(Work to complete): In the article on HPV testing for cervical cancer screening, which two medical societies jointly issued the Interim Guidance Report in January 2015?

(Reading passage):
--

JAN 21, 2015 12:00 AM PST

Early-Adopter Backs Using HPV as Primary Screen for Cervical Cancer: Two medical societies recently issued interim guidance

WRITTEN BY: Judy O'Rourke
The first human papillomavirus (HPV) DNA test for primary cervical cancer screening passed muster with the Food and Drug Administration (FDA) in April 2014, but was not widely adopted by clinicians at that time since medical societies did not follow suit by adopting new screening guidelines.

Fast forward to January 2015, to the Interim Guidance Report issued jointly by the American Society for Colposcopy and Cervical Pathology [www.asccp.org] (ASCCP) and the Society of Gynecologic Oncology [www.sgo.org] (SGO), which does just that.

"Advances in molecular biology are having a great effect on the delivery of health care," says Herschel Lawson, MD, ASCCP's chief medical officer. "The availability of primary HPV testing, used as recommended, adds an important option to available recommended testing methods for determining future risk of cervical cancer and assisting detection of cervical cancer precursors. The most important message for providers and the community is that cervical cancer screening using any of the recommended methods saves lives."

--

(Input data):
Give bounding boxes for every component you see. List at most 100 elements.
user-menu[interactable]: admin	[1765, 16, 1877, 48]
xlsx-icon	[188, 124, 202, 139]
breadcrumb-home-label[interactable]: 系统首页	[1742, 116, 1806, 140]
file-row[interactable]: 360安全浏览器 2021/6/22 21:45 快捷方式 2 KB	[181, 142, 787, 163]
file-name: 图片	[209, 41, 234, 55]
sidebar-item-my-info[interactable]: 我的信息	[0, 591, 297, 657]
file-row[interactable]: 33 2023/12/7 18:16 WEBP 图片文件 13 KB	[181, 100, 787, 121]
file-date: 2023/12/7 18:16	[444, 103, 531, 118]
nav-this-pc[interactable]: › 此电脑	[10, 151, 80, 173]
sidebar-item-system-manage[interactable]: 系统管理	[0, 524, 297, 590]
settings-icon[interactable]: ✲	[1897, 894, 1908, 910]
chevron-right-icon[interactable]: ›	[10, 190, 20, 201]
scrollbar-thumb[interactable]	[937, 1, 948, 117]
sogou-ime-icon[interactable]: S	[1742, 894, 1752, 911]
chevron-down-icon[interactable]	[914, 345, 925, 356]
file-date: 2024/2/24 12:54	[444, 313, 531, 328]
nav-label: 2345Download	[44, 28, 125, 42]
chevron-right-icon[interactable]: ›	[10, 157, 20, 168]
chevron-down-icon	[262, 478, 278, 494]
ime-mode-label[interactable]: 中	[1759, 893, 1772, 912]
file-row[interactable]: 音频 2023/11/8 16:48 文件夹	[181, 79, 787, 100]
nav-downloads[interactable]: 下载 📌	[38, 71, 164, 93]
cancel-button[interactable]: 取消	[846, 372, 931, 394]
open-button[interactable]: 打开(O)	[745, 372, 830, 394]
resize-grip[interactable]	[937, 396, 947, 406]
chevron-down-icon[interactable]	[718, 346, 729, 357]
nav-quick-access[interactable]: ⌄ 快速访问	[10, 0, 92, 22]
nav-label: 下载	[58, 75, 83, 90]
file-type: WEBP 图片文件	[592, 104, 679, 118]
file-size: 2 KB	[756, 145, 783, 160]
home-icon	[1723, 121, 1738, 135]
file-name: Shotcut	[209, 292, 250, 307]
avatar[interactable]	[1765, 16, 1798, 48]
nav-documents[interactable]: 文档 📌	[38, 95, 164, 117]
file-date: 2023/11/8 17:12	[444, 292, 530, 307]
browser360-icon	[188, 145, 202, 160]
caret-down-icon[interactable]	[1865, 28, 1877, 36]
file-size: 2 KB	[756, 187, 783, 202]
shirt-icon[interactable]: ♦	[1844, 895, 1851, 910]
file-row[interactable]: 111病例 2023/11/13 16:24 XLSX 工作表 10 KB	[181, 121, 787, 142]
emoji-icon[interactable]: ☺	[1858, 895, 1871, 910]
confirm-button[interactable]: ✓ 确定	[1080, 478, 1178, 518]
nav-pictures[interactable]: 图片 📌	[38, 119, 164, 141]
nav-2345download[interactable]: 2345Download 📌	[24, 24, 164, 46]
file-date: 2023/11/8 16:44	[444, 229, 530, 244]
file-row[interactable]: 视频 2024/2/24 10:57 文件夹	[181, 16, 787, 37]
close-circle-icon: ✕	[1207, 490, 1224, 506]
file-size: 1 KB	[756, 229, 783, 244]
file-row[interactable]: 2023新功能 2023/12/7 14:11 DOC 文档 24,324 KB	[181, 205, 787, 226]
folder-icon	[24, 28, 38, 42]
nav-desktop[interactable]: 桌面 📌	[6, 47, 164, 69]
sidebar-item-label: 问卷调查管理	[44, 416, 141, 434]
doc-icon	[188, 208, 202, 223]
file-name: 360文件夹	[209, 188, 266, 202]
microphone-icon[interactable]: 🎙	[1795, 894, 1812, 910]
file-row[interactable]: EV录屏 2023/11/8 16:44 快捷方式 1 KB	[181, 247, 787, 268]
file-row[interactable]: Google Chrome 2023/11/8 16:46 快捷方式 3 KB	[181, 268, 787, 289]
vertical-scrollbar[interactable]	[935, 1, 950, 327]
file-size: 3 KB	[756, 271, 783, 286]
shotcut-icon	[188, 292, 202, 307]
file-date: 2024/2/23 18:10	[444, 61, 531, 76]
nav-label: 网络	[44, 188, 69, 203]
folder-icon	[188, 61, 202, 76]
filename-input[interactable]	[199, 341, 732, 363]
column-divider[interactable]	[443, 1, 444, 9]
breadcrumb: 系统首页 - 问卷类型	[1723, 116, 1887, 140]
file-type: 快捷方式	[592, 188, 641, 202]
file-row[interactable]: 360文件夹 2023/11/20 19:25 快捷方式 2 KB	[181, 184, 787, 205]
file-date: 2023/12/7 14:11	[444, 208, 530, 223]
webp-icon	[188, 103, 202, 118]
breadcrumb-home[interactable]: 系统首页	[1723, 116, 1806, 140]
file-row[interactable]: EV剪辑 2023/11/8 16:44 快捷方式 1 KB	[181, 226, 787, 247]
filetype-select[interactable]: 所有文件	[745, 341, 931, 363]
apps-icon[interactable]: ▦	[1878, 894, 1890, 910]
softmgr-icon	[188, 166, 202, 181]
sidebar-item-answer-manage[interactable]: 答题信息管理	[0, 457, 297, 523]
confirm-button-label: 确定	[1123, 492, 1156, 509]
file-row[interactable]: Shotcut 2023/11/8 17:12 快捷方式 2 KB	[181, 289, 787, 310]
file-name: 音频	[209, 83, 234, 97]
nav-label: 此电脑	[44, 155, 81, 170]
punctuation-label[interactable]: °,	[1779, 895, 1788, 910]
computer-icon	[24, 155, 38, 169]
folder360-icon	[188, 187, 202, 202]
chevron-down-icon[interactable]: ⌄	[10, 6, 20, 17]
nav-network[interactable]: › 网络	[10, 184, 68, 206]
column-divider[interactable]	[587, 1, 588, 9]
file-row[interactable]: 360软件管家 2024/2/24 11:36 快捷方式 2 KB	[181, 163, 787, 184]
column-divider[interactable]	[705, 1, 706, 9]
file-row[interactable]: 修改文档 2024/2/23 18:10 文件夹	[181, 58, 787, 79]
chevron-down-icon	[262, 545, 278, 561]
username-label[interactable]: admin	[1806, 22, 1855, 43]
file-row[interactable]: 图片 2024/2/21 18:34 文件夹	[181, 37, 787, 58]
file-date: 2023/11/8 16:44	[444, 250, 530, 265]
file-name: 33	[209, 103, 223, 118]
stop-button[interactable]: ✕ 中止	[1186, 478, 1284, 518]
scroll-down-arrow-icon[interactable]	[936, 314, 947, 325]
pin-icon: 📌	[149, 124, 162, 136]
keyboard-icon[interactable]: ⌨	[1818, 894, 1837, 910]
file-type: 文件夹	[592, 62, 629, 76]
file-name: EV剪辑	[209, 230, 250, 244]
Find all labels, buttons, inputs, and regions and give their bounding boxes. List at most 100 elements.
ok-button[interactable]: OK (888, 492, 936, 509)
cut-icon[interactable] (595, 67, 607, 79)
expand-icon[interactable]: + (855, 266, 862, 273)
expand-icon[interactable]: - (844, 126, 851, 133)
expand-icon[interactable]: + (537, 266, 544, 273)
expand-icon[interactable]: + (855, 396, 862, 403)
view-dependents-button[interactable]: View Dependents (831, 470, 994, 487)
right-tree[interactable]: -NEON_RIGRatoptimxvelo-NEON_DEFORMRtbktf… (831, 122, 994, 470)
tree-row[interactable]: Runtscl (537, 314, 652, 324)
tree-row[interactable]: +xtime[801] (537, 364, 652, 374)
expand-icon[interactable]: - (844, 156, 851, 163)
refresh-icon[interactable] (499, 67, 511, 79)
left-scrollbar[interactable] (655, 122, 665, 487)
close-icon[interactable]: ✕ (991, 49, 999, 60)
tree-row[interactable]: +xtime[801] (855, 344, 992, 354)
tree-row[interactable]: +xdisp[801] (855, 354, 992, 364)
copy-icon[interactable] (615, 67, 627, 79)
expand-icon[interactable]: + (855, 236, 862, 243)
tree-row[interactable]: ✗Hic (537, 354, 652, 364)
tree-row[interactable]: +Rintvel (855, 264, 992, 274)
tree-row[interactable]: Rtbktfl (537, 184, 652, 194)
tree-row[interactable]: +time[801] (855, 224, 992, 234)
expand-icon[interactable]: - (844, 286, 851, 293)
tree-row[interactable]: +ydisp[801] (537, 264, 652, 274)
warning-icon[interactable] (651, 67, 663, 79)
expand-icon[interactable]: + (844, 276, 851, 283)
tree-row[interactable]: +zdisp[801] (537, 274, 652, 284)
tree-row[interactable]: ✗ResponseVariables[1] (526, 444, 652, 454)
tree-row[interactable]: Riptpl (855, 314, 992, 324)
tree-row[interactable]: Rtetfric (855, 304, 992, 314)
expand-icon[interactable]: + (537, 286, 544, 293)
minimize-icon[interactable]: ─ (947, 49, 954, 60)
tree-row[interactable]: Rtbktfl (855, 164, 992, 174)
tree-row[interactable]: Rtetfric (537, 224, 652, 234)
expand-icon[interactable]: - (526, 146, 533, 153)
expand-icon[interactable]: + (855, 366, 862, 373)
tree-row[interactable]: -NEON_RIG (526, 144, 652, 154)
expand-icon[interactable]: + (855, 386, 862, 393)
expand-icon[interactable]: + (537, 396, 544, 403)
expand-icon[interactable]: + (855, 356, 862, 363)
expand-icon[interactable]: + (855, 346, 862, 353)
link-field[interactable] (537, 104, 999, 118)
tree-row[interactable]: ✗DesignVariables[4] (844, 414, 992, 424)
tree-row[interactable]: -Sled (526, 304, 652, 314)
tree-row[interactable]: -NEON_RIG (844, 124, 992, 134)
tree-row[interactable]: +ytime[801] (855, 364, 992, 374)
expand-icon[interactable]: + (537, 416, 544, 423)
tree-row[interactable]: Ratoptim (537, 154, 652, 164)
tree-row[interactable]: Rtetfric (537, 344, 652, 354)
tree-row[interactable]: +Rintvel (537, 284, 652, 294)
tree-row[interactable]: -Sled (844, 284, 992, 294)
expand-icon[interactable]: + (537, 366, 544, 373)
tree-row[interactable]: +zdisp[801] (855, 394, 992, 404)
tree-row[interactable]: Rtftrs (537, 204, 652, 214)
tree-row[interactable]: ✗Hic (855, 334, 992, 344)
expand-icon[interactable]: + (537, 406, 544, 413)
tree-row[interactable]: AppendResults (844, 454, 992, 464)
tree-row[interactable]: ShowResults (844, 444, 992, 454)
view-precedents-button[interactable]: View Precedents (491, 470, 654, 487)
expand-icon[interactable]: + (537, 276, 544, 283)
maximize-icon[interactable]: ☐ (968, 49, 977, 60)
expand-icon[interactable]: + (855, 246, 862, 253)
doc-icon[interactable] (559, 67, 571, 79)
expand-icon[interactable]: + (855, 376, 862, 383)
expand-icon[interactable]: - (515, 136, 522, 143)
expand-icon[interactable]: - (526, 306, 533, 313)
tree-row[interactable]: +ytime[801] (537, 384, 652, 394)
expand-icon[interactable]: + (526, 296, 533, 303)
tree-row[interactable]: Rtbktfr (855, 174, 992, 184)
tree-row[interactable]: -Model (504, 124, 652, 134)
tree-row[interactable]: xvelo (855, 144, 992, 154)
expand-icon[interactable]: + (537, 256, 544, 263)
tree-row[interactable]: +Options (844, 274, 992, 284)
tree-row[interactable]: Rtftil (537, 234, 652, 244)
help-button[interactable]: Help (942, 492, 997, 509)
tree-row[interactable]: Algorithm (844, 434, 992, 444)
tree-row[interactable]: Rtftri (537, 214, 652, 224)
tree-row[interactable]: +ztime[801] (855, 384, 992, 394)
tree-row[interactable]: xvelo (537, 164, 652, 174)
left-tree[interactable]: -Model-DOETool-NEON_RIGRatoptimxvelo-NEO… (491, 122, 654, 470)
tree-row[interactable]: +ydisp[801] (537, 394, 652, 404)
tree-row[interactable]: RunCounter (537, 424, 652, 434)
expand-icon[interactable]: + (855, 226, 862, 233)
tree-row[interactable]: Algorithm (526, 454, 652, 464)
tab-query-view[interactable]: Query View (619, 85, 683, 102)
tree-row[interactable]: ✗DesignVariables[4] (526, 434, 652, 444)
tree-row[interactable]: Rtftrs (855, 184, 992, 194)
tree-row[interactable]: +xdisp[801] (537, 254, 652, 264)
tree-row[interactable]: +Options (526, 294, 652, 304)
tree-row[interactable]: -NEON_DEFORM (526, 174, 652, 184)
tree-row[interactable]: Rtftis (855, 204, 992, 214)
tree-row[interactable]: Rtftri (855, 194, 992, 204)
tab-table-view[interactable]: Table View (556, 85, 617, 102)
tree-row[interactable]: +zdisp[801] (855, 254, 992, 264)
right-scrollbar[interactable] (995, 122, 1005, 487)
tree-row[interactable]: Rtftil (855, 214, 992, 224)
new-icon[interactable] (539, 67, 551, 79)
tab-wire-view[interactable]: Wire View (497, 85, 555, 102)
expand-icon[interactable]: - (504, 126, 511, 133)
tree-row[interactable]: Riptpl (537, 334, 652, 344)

--

(Exercise solution): The American Society for Colposcopy and Cervical Pathology (ASCCP) and the Society of Gynecologic Oncology (SGO).